> Job
Check each line of the records for "ylabel"; collect those that have it.

>>>>

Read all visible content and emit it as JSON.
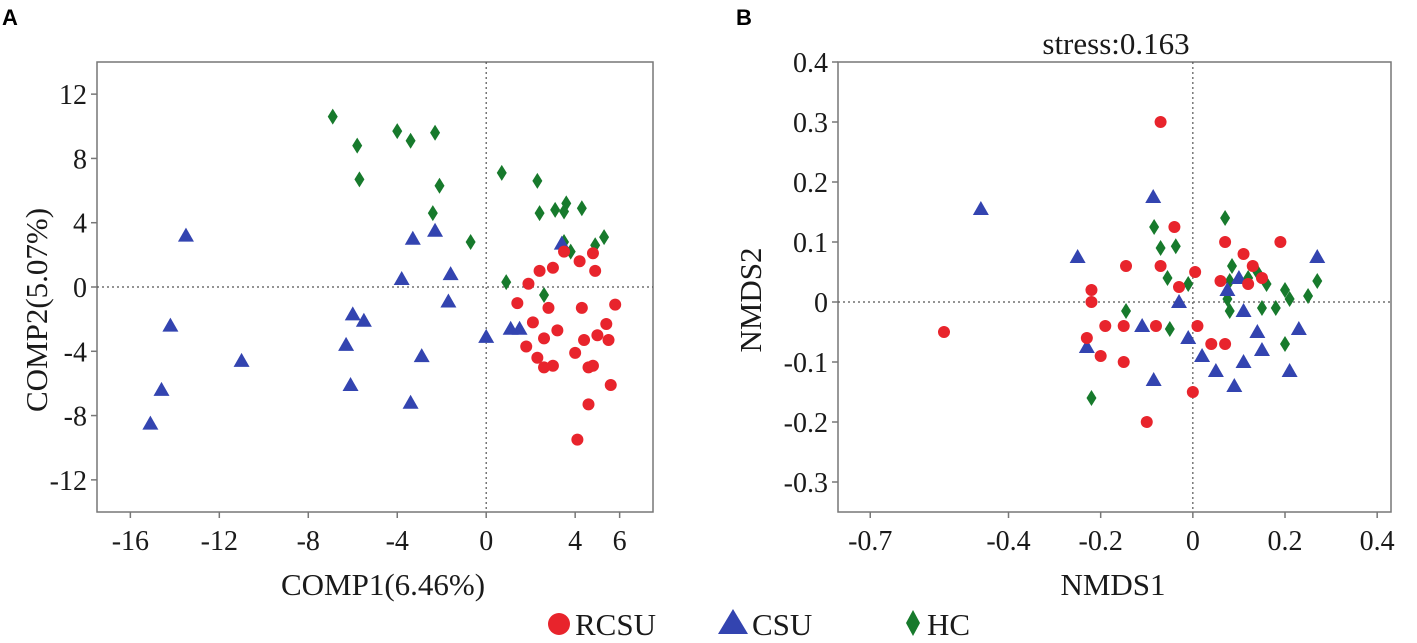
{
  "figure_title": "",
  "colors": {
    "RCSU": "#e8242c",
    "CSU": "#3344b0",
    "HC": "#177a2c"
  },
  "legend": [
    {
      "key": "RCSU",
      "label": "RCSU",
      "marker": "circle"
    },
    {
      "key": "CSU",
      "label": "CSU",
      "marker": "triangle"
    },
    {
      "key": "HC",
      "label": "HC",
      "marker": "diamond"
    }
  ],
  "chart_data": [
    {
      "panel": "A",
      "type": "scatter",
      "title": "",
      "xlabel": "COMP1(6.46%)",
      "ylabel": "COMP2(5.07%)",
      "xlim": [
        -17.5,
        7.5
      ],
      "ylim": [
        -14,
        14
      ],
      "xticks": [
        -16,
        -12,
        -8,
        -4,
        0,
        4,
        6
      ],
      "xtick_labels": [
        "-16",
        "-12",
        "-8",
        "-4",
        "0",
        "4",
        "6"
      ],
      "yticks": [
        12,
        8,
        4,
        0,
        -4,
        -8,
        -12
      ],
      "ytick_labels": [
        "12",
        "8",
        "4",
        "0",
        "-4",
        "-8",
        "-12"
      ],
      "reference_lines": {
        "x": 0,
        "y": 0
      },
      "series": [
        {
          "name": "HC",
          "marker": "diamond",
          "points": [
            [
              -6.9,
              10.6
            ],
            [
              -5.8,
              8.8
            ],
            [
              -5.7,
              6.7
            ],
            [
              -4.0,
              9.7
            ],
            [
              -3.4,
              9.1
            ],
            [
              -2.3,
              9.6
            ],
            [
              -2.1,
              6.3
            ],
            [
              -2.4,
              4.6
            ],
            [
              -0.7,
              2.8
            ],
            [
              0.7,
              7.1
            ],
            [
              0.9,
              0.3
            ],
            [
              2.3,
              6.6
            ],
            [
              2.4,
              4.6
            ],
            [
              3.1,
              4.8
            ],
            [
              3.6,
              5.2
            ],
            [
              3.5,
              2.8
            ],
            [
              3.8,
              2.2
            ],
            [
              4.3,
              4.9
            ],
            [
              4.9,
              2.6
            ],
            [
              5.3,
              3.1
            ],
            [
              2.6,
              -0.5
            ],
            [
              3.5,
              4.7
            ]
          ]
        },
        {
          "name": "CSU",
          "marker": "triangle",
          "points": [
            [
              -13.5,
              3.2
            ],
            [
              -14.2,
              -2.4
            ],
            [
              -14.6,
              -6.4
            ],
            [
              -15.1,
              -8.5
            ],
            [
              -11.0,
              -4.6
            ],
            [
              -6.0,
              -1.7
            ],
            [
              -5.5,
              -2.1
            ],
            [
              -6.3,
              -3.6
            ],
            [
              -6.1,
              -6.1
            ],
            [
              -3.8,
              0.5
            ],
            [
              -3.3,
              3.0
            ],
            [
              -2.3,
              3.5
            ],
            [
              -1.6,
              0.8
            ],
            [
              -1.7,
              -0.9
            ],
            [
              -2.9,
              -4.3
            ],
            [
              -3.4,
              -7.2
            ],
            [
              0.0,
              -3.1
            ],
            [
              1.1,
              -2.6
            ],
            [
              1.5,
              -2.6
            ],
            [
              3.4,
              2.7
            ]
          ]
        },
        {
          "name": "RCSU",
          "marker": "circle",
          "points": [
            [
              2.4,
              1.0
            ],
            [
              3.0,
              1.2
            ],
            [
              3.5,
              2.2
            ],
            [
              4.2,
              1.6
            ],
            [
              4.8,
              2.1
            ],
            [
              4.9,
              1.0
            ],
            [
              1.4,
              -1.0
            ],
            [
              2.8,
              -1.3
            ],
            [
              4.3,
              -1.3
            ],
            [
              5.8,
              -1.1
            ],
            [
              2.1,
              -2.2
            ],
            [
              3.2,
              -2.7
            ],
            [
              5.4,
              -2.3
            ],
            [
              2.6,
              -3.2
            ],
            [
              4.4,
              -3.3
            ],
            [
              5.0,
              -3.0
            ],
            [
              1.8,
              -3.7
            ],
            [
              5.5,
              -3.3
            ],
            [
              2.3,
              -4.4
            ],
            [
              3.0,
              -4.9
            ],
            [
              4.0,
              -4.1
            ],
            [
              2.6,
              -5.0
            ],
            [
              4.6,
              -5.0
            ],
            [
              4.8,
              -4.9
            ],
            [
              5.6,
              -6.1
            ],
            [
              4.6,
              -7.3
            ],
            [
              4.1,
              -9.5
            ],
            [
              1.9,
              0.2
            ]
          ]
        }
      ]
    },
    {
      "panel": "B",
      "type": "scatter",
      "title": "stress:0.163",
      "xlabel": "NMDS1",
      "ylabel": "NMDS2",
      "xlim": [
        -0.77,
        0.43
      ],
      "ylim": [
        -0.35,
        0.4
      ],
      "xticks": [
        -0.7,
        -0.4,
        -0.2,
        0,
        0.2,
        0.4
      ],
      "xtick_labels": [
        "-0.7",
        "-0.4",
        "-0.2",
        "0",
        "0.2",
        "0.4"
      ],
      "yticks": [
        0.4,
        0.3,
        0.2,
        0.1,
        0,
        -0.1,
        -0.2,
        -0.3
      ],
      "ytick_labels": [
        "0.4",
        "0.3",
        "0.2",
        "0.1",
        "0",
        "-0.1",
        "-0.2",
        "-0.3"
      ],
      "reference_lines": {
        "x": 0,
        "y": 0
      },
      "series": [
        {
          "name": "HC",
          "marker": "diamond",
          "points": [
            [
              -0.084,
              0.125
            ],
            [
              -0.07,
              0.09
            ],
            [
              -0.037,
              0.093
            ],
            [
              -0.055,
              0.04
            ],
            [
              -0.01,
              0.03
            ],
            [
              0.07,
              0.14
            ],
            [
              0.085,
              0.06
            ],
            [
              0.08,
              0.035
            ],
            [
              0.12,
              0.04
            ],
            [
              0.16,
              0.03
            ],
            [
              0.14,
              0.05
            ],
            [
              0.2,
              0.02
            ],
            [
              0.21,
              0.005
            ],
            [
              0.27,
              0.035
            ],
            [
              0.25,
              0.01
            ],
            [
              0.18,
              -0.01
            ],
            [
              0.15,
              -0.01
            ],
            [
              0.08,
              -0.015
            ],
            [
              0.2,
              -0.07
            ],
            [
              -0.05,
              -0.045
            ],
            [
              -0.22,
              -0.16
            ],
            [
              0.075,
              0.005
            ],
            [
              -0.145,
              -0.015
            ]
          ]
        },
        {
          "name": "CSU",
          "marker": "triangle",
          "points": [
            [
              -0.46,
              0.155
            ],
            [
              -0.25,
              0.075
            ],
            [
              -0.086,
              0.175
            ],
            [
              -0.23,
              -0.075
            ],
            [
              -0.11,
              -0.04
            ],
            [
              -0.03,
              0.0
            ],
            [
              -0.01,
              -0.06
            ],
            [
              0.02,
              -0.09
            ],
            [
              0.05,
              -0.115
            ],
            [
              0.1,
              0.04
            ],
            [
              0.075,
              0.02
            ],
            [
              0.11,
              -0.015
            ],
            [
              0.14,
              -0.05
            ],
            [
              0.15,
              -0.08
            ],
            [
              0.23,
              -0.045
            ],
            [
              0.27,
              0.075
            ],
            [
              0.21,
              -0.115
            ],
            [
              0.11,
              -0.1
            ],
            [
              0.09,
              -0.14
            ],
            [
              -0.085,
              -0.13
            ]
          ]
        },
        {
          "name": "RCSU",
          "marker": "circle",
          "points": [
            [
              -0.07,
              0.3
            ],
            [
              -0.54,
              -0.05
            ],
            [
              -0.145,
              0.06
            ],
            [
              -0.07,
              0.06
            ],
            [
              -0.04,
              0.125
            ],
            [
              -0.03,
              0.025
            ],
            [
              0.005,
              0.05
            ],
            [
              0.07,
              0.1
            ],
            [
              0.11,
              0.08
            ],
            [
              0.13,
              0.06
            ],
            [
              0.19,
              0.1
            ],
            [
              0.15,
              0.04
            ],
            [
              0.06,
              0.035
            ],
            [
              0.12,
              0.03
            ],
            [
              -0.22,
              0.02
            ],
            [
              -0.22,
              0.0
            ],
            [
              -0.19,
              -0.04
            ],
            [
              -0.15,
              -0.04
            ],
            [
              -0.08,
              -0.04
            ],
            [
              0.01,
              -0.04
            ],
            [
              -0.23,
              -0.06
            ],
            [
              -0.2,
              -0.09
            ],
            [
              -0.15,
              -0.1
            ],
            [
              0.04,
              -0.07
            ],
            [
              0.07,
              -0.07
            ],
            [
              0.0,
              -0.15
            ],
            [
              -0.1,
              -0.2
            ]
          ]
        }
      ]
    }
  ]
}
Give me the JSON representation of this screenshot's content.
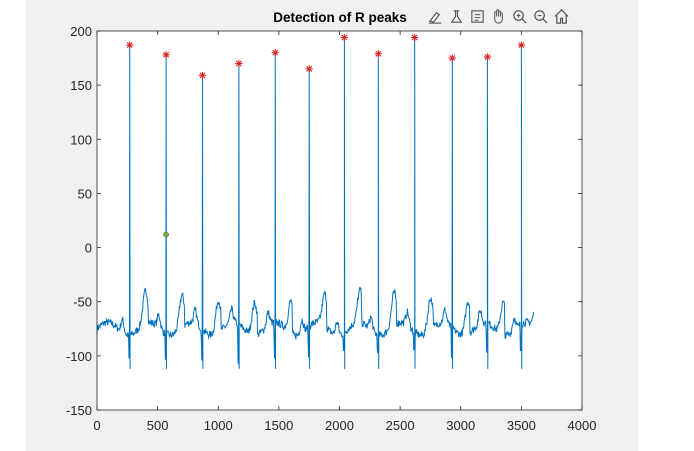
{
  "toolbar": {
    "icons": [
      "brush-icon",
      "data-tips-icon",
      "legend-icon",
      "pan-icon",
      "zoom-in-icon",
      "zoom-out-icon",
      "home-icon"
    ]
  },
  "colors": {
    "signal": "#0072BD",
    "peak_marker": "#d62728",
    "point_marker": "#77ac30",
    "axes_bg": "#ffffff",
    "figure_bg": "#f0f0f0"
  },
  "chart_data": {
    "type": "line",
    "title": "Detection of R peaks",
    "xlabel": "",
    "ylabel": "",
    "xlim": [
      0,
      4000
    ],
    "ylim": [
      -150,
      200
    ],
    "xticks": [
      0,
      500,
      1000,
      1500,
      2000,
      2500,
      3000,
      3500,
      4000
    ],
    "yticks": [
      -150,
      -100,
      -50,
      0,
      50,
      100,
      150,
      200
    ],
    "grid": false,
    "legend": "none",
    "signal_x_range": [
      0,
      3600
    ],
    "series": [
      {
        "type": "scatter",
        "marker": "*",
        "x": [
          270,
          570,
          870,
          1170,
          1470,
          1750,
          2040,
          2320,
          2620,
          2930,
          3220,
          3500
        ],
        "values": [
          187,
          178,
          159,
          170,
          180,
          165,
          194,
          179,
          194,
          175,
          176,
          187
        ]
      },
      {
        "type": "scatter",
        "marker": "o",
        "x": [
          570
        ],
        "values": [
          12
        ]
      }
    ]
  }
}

<<<<

> Result of the task
      "ylabel": "COMP2(5.07%)",
      "ylabel": "NMDS2",
    "ylabel": "",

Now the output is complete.